▸ **PROBLEM TO WORK ON**
Every line of the material below must be repeated exactly.
───
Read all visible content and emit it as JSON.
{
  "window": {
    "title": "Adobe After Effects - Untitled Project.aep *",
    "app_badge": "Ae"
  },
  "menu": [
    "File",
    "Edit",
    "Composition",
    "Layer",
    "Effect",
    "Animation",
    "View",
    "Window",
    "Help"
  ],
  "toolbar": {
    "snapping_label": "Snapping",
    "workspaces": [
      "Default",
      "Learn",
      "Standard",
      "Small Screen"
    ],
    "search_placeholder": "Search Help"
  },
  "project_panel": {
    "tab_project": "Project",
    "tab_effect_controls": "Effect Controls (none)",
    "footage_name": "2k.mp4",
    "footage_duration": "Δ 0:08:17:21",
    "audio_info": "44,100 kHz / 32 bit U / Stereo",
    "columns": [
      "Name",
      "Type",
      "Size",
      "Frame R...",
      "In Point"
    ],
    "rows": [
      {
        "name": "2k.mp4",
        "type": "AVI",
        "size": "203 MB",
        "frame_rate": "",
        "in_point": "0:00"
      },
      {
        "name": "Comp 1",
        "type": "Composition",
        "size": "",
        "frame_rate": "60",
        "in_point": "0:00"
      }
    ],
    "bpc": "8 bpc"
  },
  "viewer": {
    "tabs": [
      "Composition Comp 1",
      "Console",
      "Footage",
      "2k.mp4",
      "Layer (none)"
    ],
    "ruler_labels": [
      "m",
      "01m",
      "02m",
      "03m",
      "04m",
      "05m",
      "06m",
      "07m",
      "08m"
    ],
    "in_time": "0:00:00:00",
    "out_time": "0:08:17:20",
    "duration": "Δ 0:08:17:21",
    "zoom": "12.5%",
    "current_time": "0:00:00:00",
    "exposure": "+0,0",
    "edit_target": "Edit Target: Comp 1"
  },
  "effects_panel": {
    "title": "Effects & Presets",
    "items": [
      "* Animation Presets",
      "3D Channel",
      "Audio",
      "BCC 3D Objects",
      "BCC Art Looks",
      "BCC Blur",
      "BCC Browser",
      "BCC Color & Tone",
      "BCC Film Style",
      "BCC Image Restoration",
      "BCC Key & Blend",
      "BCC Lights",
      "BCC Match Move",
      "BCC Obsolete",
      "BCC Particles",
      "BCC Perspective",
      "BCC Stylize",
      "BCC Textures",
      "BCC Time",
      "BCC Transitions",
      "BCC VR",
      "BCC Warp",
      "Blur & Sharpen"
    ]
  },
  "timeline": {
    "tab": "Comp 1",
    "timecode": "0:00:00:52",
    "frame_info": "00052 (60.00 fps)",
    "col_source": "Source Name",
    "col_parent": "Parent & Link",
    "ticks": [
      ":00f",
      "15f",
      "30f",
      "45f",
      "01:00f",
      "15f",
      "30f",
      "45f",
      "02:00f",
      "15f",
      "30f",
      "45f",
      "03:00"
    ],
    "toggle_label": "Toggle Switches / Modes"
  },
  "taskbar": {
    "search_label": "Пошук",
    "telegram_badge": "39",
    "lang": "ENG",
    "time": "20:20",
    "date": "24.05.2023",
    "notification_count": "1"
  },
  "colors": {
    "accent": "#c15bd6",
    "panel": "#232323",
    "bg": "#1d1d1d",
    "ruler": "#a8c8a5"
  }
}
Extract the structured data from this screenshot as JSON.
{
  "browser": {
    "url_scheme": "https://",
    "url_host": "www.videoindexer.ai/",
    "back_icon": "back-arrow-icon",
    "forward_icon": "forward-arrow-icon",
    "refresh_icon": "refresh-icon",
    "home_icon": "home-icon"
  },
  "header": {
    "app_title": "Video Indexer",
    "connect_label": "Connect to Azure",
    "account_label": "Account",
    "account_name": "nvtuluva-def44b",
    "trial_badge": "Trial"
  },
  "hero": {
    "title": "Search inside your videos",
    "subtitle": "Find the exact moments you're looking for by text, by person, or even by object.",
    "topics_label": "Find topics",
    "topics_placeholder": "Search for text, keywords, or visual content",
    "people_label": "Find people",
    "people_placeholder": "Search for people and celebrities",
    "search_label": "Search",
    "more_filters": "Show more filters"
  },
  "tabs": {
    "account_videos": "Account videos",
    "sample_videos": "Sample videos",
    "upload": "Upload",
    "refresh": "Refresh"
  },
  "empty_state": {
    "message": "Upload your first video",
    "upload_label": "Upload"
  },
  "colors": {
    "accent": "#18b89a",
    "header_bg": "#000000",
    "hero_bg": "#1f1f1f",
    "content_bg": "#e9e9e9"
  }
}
───
▸ **EXPECTED ANSWER**
Read all visible content and emit it as JSON.
{
  "window": {
    "title": "Adobe After Effects - Untitled Project.aep *",
    "app_badge": "Ae"
  },
  "menu": [
    "File",
    "Edit",
    "Composition",
    "Layer",
    "Effect",
    "Animation",
    "View",
    "Window",
    "Help"
  ],
  "toolbar": {
    "snapping_label": "Snapping",
    "workspaces": [
      "Default",
      "Learn",
      "Standard",
      "Small Screen"
    ],
    "search_placeholder": "Search Help"
  },
  "project_panel": {
    "tab_project": "Project",
    "tab_effect_controls": "Effect Controls (none)",
    "footage_name": "2k.mp4",
    "footage_duration": "Δ 0:08:17:21",
    "audio_info": "44,100 kHz / 32 bit U / Stereo",
    "columns": [
      "Name",
      "Type",
      "Size",
      "Frame R...",
      "In Point"
    ],
    "rows": [
      {
        "name": "2k.mp4",
        "type": "AVI",
        "size": "203 MB",
        "frame_rate": "",
        "in_point": "0:00"
      },
      {
        "name": "Comp 1",
        "type": "Composition",
        "size": "",
        "frame_rate": "60",
        "in_point": "0:00"
      }
    ],
    "bpc": "8 bpc"
  },
  "viewer": {
    "tabs": [
      "Composition Comp 1",
      "Console",
      "Footage",
      "2k.mp4",
      "Layer (none)"
    ],
    "ruler_labels": [
      "m",
      "01m",
      "02m",
      "03m",
      "04m",
      "05m",
      "06m",
      "07m",
      "08m"
    ],
    "in_time": "0:00:00:00",
    "out_time": "0:08:17:20",
    "duration": "Δ 0:08:17:21",
    "zoom": "12.5%",
    "current_time": "0:00:00:00",
    "exposure": "+0,0",
    "edit_target": "Edit Target: Comp 1"
  },
  "effects_panel": {
    "title": "Effects & Presets",
    "items": [
      "* Animation Presets",
      "3D Channel",
      "Audio",
      "BCC 3D Objects",
      "BCC Art Looks",
      "BCC Blur",
      "BCC Browser",
      "BCC Color & Tone",
      "BCC Film Style",
      "BCC Image Restoration",
      "BCC Key & Blend",
      "BCC Lights",
      "BCC Match Move",
      "BCC Obsolete",
      "BCC Particles",
      "BCC Perspective",
      "BCC Stylize",
      "BCC Textures",
      "BCC Time",
      "BCC Transitions",
      "BCC VR",
      "BCC Warp",
      "Blur & Sharpen"
    ]
  },
  "timeline": {
    "tab": "Comp 1",
    "timecode": "0:00:00:52",
    "frame_info": "00052 (60.00 fps)",
    "col_source": "Source Name",
    "col_parent": "Parent & Link",
    "ticks": [
      ":00f",
      "15f",
      "30f",
      "45f",
      "01:00f",
      "15f",
      "30f",
      "45f",
      "02:00f",
      "15f",
      "30f",
      "45f",
      "03:00"
    ],
    "toggle_label": "Toggle Switches / Modes"
  },
  "taskbar": {
    "search_label": "Пошук",
    "telegram_badge": "39",
    "lang": "ENG",
    "time": "20:20",
    "date": "24.05.2023",
    "notification_count": "1"
  },
  "colors": {
    "accent": "#c15bd6",
    "panel": "#232323",
    "bg": "#1d1d1d",
    "ruler": "#a8c8a5"
  }
}
Extract the structured data from this screenshot as JSON.
{
  "browser": {
    "url_scheme": "https://",
    "url_host": "www.videoindexer.ai/",
    "back_icon": "back-arrow-icon",
    "forward_icon": "forward-arrow-icon",
    "refresh_icon": "refresh-icon",
    "home_icon": "home-icon"
  },
  "header": {
    "app_title": "Video Indexer",
    "connect_label": "Connect to Azure",
    "account_label": "Account",
    "account_name": "nvtuluva-def44b",
    "trial_badge": "Trial"
  },
  "hero": {
    "title": "Search inside your videos",
    "subtitle": "Find the exact moments you're looking for by text, by person, or even by object.",
    "topics_label": "Find topics",
    "topics_placeholder": "Search for text, keywords, or visual content",
    "people_label": "Find people",
    "people_placeholder": "Search for people and celebrities",
    "search_label": "Search",
    "more_filters": "Show more filters"
  },
  "tabs": {
    "account_videos": "Account videos",
    "sample_videos": "Sample videos",
    "upload": "Upload",
    "refresh": "Refresh"
  },
  "empty_state": {
    "message": "Upload your first video",
    "upload_label": "Upload"
  },
  "colors": {
    "accent": "#18b89a",
    "header_bg": "#000000",
    "hero_bg": "#1f1f1f",
    "content_bg": "#e9e9e9"
  }
}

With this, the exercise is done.